→ **INSTRUÇÃO 1**: Transcreva sem alterações o trecho do excerto sobre os jornalistas timorenses que vai de "Um estudo publicado" a "com as conclusões.".

→ **EXCERTO**:
++++++++++++++++++++
Um estudo publicado indica que os jornalistas timorenses, maioritariamente jovens e com pouca experiência, sentem dificuldades na relação com as fontes, no acesso a informação e em critérios de tratamento de notícias
“Através
de quatro instrumentos de análise utilizados, foi possível percecionar a
necessidade de desenvolver o pensamento crítico dos jornalistas, para que
despertem a curiosidade pelo mundo, o queiram conhecer e fiscalizar. A falta de
consciencialização em relação à missão e ao exercício da própria profissão foi
uma das maiores fragilidades assinaladas, com consequências em várias
direções”, de acordo com as conclusões.
“A
falta de conhecimentos, que não gera dúvidas, resulta em textos jornalísticos
que se limitam a dar voz às fontes, sem que os factos sejam questionados. Os
temas abordados centram-se excessivamente em questões políticas e
institucionais, desvalorizando-se temas sociais, originais e exclusivos”, notou
o estudo do projeto Consultório da Língua para Jornalistas.
++++++++++++++++++++
→ **DADOS FORNECIDOS**:
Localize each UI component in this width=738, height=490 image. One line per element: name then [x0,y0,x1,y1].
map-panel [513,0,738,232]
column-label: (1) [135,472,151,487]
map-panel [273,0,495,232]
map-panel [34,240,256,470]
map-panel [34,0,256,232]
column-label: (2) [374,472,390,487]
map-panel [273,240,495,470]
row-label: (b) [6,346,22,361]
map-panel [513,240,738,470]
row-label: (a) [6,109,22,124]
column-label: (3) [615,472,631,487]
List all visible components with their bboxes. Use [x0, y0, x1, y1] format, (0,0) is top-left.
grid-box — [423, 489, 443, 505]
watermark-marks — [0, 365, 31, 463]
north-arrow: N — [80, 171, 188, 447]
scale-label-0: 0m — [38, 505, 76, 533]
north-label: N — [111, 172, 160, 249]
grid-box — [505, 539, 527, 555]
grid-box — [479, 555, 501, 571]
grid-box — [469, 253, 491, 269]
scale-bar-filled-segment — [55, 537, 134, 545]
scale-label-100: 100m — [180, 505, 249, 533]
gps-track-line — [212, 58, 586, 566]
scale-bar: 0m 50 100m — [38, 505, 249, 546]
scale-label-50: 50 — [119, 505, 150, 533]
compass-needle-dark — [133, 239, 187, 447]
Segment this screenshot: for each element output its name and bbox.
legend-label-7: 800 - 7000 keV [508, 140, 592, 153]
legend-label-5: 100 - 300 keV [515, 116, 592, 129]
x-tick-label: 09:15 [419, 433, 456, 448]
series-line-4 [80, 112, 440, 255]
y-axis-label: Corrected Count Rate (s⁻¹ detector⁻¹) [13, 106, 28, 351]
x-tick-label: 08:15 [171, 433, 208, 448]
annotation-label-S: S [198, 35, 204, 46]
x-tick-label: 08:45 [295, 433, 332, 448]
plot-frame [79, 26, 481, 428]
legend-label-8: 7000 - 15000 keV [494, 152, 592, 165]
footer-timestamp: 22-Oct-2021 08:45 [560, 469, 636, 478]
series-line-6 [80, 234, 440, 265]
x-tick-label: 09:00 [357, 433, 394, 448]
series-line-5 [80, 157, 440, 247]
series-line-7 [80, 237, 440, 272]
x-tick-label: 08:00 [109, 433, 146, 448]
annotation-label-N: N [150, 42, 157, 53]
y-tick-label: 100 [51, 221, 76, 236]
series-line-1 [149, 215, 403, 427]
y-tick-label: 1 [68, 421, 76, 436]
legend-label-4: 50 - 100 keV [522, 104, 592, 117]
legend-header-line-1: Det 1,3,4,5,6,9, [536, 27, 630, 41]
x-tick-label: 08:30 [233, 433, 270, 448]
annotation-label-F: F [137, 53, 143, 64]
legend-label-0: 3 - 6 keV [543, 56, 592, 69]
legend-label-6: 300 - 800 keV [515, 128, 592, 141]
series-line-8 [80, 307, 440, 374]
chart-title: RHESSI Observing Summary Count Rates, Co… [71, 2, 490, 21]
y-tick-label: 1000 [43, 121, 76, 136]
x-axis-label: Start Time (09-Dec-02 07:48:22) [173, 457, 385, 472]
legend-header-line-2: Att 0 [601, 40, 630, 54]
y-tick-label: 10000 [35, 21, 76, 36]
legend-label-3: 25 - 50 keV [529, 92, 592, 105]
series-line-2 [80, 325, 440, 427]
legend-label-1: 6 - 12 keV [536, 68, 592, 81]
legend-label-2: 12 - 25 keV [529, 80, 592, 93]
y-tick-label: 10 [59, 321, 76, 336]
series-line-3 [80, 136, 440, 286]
++++++++++++++++++++
→ **INSTRUÇÃO 2**: Apresente como lista numerada as linhas da listagem, da primeira até à que contém "series-line-7 [80, 237, 440, 272]", inclusive. Omita as linhas em branco.

→ **RESPOSTA ESCRITA 1**:
Um estudo publicado indica que os jornalistas timorenses, maioritariamente jovens e com pouca experiência, sentem dificuldades na relação com as fontes, no acesso a informação e em critérios de tratamento de notícias
“Através
de quatro instrumentos de análise utilizados, foi possível percecionar a
necessidade de desenvolver o pensamento crítico dos jornalistas, para que
despertem a curiosidade pelo mundo, o queiram conhecer e fiscalizar. A falta de
consciencialização em relação à missão e ao exercício da própria profissão foi
uma das maiores fragilidades assinaladas, com consequências em várias
direções”, de acordo com as conclusões.

→ **RESPOSTA ESCRITA 2**:
1. Localize each UI component in this width=738, height=490 image. One line per element: name then [x0,y0,x1,y1].
2. map-panel [513,0,738,232]
3. column-label: (1) [135,472,151,487]
4. map-panel [273,0,495,232]
5. map-panel [34,240,256,470]
6. map-panel [34,0,256,232]
7. column-label: (2) [374,472,390,487]
8. map-panel [273,240,495,470]
9. row-label: (b) [6,346,22,361]
10. map-panel [513,240,738,470]
11. row-label: (a) [6,109,22,124]
12. column-label: (3) [615,472,631,487]
13. List all visible components with their bboxes. Use [x0, y0, x1, y1] format, (0,0) is top-left.
14. grid-box — [423, 489, 443, 505]
15. watermark-marks — [0, 365, 31, 463]
16. north-arrow: N — [80, 171, 188, 447]
17. scale-label-0: 0m — [38, 505, 76, 533]
18. north-label: N — [111, 172, 160, 249]
19. grid-box — [505, 539, 527, 555]
20. grid-box — [479, 555, 501, 571]
21. grid-box — [469, 253, 491, 269]
22. scale-bar-filled-segment — [55, 537, 134, 545]
23. scale-label-100: 100m — [180, 505, 249, 533]
24. gps-track-line — [212, 58, 586, 566]
25. scale-bar: 0m 50 100m — [38, 505, 249, 546]
26. scale-label-50: 50 — [119, 505, 150, 533]
27. compass-needle-dark — [133, 239, 187, 447]
28. Segment this screenshot: for each element output its name and bbox.
29. legend-label-7: 800 - 7000 keV [508, 140, 592, 153]
30. legend-label-5: 100 - 300 keV [515, 116, 592, 129]
31. x-tick-label: 09:15 [419, 433, 456, 448]
32. series-line-4 [80, 112, 440, 255]
33. y-axis-label: Corrected Count Rate (s⁻¹ detector⁻¹) [13, 106, 28, 351]
34. x-tick-label: 08:15 [171, 433, 208, 448]
35. annotation-label-S: S [198, 35, 204, 46]
36. x-tick-label: 08:45 [295, 433, 332, 448]
37. plot-frame [79, 26, 481, 428]
38. legend-label-8: 7000 - 15000 keV [494, 152, 592, 165]
39. footer-timestamp: 22-Oct-2021 08:45 [560, 469, 636, 478]
40. series-line-6 [80, 234, 440, 265]
41. x-tick-label: 09:00 [357, 433, 394, 448]
42. series-line-5 [80, 157, 440, 247]
43. series-line-7 [80, 237, 440, 272]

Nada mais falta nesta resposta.